[Records contained in a dataset]
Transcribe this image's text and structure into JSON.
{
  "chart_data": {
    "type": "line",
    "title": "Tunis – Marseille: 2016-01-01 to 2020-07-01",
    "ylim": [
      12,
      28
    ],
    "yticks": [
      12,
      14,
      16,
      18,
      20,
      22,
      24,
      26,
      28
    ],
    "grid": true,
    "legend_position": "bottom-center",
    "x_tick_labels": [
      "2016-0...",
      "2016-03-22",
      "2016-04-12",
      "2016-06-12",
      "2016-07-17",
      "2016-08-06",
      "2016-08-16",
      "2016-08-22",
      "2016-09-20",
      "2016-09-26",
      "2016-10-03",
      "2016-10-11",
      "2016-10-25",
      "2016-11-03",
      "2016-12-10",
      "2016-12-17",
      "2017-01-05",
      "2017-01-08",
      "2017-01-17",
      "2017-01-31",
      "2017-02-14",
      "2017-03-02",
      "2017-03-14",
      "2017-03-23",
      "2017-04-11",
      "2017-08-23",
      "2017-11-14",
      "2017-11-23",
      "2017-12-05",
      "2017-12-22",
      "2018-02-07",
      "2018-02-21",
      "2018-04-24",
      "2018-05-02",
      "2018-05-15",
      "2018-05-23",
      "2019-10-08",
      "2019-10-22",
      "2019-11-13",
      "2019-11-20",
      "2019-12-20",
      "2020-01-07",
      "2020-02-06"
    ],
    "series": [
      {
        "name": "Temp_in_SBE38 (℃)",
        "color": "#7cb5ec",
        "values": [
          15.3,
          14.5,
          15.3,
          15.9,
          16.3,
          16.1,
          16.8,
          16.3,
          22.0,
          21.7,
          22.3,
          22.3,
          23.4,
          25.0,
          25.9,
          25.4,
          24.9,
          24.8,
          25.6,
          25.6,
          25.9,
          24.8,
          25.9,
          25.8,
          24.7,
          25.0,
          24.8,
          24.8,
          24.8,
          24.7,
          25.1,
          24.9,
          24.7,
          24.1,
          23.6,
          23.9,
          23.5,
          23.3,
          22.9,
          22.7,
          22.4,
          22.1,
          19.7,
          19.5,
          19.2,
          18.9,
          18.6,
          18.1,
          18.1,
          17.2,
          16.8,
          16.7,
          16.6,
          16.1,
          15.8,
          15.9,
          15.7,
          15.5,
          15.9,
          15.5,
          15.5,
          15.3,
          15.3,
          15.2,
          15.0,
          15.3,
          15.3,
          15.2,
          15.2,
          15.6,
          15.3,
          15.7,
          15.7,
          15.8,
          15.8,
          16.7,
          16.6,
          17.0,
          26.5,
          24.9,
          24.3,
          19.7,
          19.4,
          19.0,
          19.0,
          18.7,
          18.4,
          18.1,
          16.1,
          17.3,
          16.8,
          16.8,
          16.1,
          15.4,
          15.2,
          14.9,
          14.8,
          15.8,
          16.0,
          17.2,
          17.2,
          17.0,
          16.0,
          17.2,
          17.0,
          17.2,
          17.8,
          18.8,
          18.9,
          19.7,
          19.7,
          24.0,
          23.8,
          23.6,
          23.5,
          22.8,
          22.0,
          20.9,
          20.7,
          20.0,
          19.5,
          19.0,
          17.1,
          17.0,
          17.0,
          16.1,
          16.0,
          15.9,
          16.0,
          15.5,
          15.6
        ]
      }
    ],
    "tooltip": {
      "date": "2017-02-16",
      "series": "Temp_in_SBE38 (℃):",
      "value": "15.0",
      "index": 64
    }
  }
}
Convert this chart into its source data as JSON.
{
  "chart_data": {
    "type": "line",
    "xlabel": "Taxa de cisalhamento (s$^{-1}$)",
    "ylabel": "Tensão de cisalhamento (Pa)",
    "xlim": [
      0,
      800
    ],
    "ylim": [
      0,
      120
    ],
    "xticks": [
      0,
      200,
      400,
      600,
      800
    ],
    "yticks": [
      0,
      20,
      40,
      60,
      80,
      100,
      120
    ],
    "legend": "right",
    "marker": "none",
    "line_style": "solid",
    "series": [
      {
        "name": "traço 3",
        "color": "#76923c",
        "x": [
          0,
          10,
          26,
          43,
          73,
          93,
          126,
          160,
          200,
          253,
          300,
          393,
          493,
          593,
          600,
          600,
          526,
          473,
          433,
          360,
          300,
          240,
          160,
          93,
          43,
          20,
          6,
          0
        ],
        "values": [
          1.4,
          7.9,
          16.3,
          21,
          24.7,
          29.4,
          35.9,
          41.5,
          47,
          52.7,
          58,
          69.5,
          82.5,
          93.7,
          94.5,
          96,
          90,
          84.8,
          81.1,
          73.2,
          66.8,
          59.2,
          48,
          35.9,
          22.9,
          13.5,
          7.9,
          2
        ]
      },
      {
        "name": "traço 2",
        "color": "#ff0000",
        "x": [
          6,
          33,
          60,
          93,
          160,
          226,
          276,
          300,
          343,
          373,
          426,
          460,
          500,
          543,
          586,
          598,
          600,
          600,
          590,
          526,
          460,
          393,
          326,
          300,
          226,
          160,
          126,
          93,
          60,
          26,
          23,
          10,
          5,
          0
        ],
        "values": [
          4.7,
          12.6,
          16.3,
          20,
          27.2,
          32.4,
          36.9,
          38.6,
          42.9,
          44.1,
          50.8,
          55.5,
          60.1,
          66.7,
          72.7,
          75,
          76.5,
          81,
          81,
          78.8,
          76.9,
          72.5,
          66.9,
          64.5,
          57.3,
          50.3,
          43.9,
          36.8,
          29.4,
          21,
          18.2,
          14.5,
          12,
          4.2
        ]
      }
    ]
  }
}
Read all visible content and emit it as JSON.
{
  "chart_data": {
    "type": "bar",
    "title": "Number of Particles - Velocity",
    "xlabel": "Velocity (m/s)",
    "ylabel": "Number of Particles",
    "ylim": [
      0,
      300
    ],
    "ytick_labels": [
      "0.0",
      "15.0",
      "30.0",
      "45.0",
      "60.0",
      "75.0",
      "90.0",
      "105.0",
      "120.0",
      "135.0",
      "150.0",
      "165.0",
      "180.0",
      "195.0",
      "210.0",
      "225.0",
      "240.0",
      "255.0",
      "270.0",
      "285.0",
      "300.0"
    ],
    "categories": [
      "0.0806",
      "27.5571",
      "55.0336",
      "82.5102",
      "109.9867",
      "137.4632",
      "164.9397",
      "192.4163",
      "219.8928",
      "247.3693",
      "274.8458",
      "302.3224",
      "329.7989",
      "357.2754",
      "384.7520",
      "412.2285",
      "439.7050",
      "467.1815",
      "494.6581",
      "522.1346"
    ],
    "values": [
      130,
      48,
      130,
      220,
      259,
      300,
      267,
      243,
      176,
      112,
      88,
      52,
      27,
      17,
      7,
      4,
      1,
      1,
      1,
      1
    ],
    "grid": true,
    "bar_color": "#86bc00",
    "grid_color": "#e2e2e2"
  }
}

● **AIM OF THE EXERCISE**: Retype all the records, matching them exactly.

● **FINAL ANSWER**:
Transcribe this image's text and structure into JSON.
{
  "chart_data": {
    "type": "line",
    "title": "Tunis – Marseille: 2016-01-01 to 2020-07-01",
    "ylim": [
      12,
      28
    ],
    "yticks": [
      12,
      14,
      16,
      18,
      20,
      22,
      24,
      26,
      28
    ],
    "grid": true,
    "legend_position": "bottom-center",
    "x_tick_labels": [
      "2016-0...",
      "2016-03-22",
      "2016-04-12",
      "2016-06-12",
      "2016-07-17",
      "2016-08-06",
      "2016-08-16",
      "2016-08-22",
      "2016-09-20",
      "2016-09-26",
      "2016-10-03",
      "2016-10-11",
      "2016-10-25",
      "2016-11-03",
      "2016-12-10",
      "2016-12-17",
      "2017-01-05",
      "2017-01-08",
      "2017-01-17",
      "2017-01-31",
      "2017-02-14",
      "2017-03-02",
      "2017-03-14",
      "2017-03-23",
      "2017-04-11",
      "2017-08-23",
      "2017-11-14",
      "2017-11-23",
      "2017-12-05",
      "2017-12-22",
      "2018-02-07",
      "2018-02-21",
      "2018-04-24",
      "2018-05-02",
      "2018-05-15",
      "2018-05-23",
      "2019-10-08",
      "2019-10-22",
      "2019-11-13",
      "2019-11-20",
      "2019-12-20",
      "2020-01-07",
      "2020-02-06"
    ],
    "series": [
      {
        "name": "Temp_in_SBE38 (℃)",
        "color": "#7cb5ec",
        "values": [
          15.3,
          14.5,
          15.3,
          15.9,
          16.3,
          16.1,
          16.8,
          16.3,
          22.0,
          21.7,
          22.3,
          22.3,
          23.4,
          25.0,
          25.9,
          25.4,
          24.9,
          24.8,
          25.6,
          25.6,
          25.9,
          24.8,
          25.9,
          25.8,
          24.7,
          25.0,
          24.8,
          24.8,
          24.8,
          24.7,
          25.1,
          24.9,
          24.7,
          24.1,
          23.6,
          23.9,
          23.5,
          23.3,
          22.9,
          22.7,
          22.4,
          22.1,
          19.7,
          19.5,
          19.2,
          18.9,
          18.6,
          18.1,
          18.1,
          17.2,
          16.8,
          16.7,
          16.6,
          16.1,
          15.8,
          15.9,
          15.7,
          15.5,
          15.9,
          15.5,
          15.5,
          15.3,
          15.3,
          15.2,
          15.0,
          15.3,
          15.3,
          15.2,
          15.2,
          15.6,
          15.3,
          15.7,
          15.7,
          15.8,
          15.8,
          16.7,
          16.6,
          17.0,
          26.5,
          24.9,
          24.3,
          19.7,
          19.4,
          19.0,
          19.0,
          18.7,
          18.4,
          18.1,
          16.1,
          17.3,
          16.8,
          16.8,
          16.1,
          15.4,
          15.2,
          14.9,
          14.8,
          15.8,
          16.0,
          17.2,
          17.2,
          17.0,
          16.0,
          17.2,
          17.0,
          17.2,
          17.8,
          18.8,
          18.9,
          19.7,
          19.7,
          24.0,
          23.8,
          23.6,
          23.5,
          22.8,
          22.0,
          20.9,
          20.7,
          20.0,
          19.5,
          19.0,
          17.1,
          17.0,
          17.0,
          16.1,
          16.0,
          15.9,
          16.0,
          15.5,
          15.6
        ]
      }
    ],
    "tooltip": {
      "date": "2017-02-16",
      "series": "Temp_in_SBE38 (℃):",
      "value": "15.0",
      "index": 64
    }
  }
}
Convert this chart into its source data as JSON.
{
  "chart_data": {
    "type": "line",
    "xlabel": "Taxa de cisalhamento (s$^{-1}$)",
    "ylabel": "Tensão de cisalhamento (Pa)",
    "xlim": [
      0,
      800
    ],
    "ylim": [
      0,
      120
    ],
    "xticks": [
      0,
      200,
      400,
      600,
      800
    ],
    "yticks": [
      0,
      20,
      40,
      60,
      80,
      100,
      120
    ],
    "legend": "right",
    "marker": "none",
    "line_style": "solid",
    "series": [
      {
        "name": "traço 3",
        "color": "#76923c",
        "x": [
          0,
          10,
          26,
          43,
          73,
          93,
          126,
          160,
          200,
          253,
          300,
          393,
          493,
          593,
          600,
          600,
          526,
          473,
          433,
          360,
          300,
          240,
          160,
          93,
          43,
          20,
          6,
          0
        ],
        "values": [
          1.4,
          7.9,
          16.3,
          21,
          24.7,
          29.4,
          35.9,
          41.5,
          47,
          52.7,
          58,
          69.5,
          82.5,
          93.7,
          94.5,
          96,
          90,
          84.8,
          81.1,
          73.2,
          66.8,
          59.2,
          48,
          35.9,
          22.9,
          13.5,
          7.9,
          2
        ]
      },
      {
        "name": "traço 2",
        "color": "#ff0000",
        "x": [
          6,
          33,
          60,
          93,
          160,
          226,
          276,
          300,
          343,
          373,
          426,
          460,
          500,
          543,
          586,
          598,
          600,
          600,
          590,
          526,
          460,
          393,
          326,
          300,
          226,
          160,
          126,
          93,
          60,
          26,
          23,
          10,
          5,
          0
        ],
        "values": [
          4.7,
          12.6,
          16.3,
          20,
          27.2,
          32.4,
          36.9,
          38.6,
          42.9,
          44.1,
          50.8,
          55.5,
          60.1,
          66.7,
          72.7,
          75,
          76.5,
          81,
          81,
          78.8,
          76.9,
          72.5,
          66.9,
          64.5,
          57.3,
          50.3,
          43.9,
          36.8,
          29.4,
          21,
          18.2,
          14.5,
          12,
          4.2
        ]
      }
    ]
  }
}
Read all visible content and emit it as JSON.
{
  "chart_data": {
    "type": "bar",
    "title": "Number of Particles - Velocity",
    "xlabel": "Velocity (m/s)",
    "ylabel": "Number of Particles",
    "ylim": [
      0,
      300
    ],
    "ytick_labels": [
      "0.0",
      "15.0",
      "30.0",
      "45.0",
      "60.0",
      "75.0",
      "90.0",
      "105.0",
      "120.0",
      "135.0",
      "150.0",
      "165.0",
      "180.0",
      "195.0",
      "210.0",
      "225.0",
      "240.0",
      "255.0",
      "270.0",
      "285.0",
      "300.0"
    ],
    "categories": [
      "0.0806",
      "27.5571",
      "55.0336",
      "82.5102",
      "109.9867",
      "137.4632",
      "164.9397",
      "192.4163",
      "219.8928",
      "247.3693",
      "274.8458",
      "302.3224",
      "329.7989",
      "357.2754",
      "384.7520",
      "412.2285",
      "439.7050",
      "467.1815",
      "494.6581",
      "522.1346"
    ],
    "values": [
      130,
      48,
      130,
      220,
      259,
      300,
      267,
      243,
      176,
      112,
      88,
      52,
      27,
      17,
      7,
      4,
      1,
      1,
      1,
      1
    ],
    "grid": true,
    "bar_color": "#86bc00",
    "grid_color": "#e2e2e2"
  }
}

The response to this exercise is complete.